*Supplied data*.
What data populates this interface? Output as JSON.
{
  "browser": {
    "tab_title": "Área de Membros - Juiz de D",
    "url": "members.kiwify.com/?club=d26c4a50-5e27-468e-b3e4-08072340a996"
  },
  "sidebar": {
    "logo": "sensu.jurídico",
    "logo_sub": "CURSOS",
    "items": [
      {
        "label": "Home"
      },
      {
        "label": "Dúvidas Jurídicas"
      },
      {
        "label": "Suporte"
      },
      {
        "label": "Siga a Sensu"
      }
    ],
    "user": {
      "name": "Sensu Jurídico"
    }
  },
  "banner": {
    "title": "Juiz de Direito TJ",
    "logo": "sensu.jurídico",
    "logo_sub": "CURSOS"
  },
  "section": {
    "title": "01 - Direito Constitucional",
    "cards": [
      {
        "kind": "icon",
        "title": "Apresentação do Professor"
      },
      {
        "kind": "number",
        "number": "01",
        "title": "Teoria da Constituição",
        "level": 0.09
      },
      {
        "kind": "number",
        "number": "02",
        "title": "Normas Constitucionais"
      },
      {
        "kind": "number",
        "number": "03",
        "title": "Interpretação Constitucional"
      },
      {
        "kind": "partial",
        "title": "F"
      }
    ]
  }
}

*Your instructions*. Work out how many lines in the records above contain the word "Juiz", and reply with that number alone.

*Solution to this exercise*. 2